WHAT NEEDS TO BE DONE. Go through the entries and count the lines with the string "JSON" in them. Give only that number.

SOURCE RECORDS.
______

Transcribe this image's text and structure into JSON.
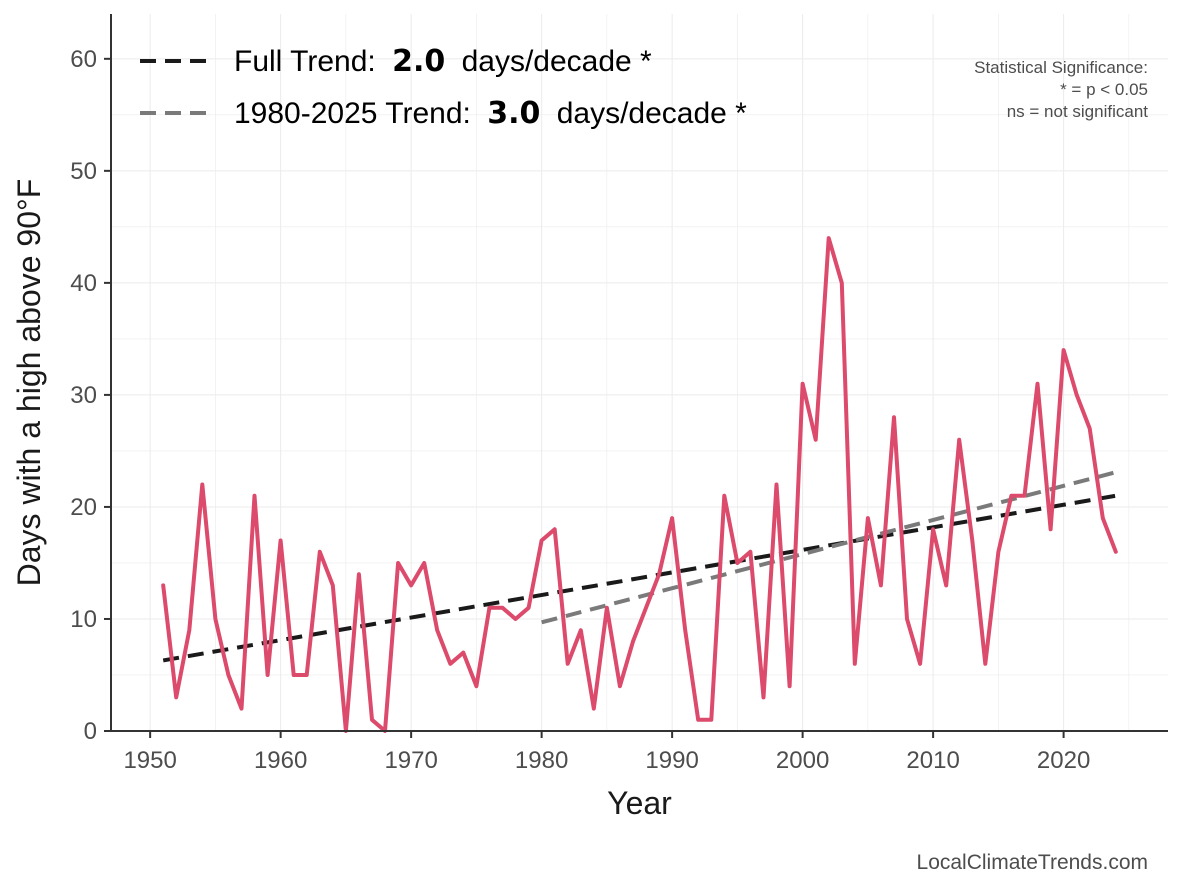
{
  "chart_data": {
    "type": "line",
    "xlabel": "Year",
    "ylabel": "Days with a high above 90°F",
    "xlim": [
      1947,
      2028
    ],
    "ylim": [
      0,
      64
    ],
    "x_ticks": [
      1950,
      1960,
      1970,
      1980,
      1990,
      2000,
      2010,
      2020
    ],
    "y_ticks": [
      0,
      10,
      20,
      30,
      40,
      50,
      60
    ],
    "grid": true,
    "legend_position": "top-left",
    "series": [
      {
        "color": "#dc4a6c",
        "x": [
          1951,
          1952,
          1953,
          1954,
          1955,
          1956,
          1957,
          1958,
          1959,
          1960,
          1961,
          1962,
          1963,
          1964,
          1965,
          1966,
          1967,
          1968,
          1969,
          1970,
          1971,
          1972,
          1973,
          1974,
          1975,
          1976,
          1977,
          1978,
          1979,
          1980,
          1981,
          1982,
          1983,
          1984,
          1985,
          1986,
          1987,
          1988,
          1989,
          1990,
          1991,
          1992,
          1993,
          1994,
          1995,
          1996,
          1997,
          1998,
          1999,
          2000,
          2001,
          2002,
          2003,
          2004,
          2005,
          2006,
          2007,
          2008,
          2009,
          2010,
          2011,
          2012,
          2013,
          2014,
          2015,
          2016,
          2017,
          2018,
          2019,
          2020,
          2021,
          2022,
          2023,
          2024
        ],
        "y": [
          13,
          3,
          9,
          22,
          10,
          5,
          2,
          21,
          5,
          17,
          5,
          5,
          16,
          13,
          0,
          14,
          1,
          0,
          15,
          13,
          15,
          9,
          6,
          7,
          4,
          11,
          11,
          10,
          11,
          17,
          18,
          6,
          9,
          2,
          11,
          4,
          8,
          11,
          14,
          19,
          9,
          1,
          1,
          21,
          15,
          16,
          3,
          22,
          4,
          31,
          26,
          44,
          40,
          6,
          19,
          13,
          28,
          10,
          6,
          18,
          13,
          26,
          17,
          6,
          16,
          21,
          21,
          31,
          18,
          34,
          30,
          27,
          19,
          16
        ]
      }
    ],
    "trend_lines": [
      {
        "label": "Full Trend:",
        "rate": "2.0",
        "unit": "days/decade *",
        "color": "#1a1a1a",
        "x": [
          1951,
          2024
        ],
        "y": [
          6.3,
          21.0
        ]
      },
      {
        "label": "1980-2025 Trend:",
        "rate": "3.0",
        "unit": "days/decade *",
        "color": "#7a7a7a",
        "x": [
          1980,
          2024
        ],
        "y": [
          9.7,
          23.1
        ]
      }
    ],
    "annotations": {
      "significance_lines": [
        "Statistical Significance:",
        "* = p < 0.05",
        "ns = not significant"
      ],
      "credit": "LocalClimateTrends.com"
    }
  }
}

______

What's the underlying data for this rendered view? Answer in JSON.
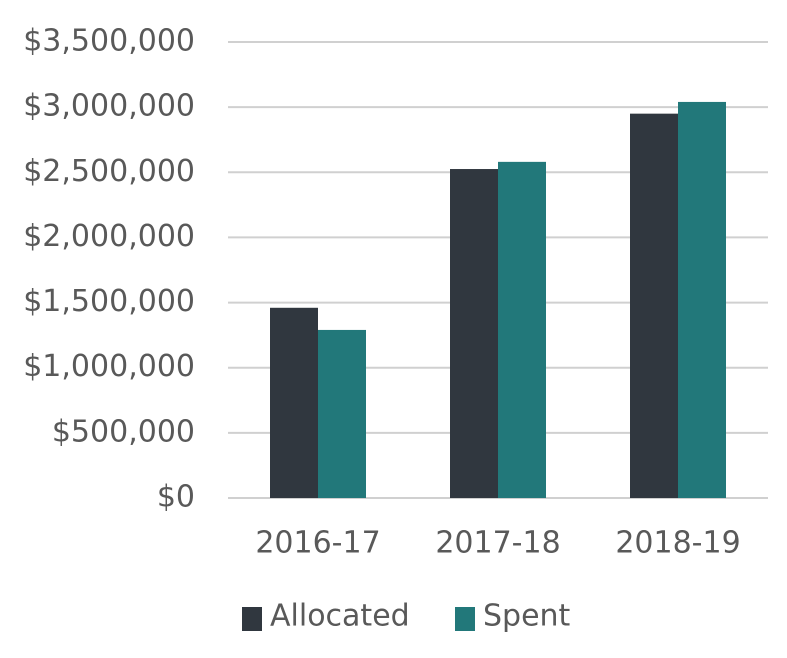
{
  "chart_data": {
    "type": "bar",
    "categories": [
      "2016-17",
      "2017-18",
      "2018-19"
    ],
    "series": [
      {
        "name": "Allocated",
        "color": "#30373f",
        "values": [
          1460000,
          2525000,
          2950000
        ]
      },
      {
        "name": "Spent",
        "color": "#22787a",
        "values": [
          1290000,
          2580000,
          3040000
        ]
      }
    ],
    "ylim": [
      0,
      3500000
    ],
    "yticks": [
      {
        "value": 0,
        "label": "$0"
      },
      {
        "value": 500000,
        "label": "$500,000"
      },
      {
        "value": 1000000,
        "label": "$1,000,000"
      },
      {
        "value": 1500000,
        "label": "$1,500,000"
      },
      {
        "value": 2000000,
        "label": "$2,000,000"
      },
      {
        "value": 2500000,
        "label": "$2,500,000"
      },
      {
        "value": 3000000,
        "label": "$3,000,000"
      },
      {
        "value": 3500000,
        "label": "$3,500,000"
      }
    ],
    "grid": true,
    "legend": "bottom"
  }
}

______

ANSWER TO THIS TASK. 2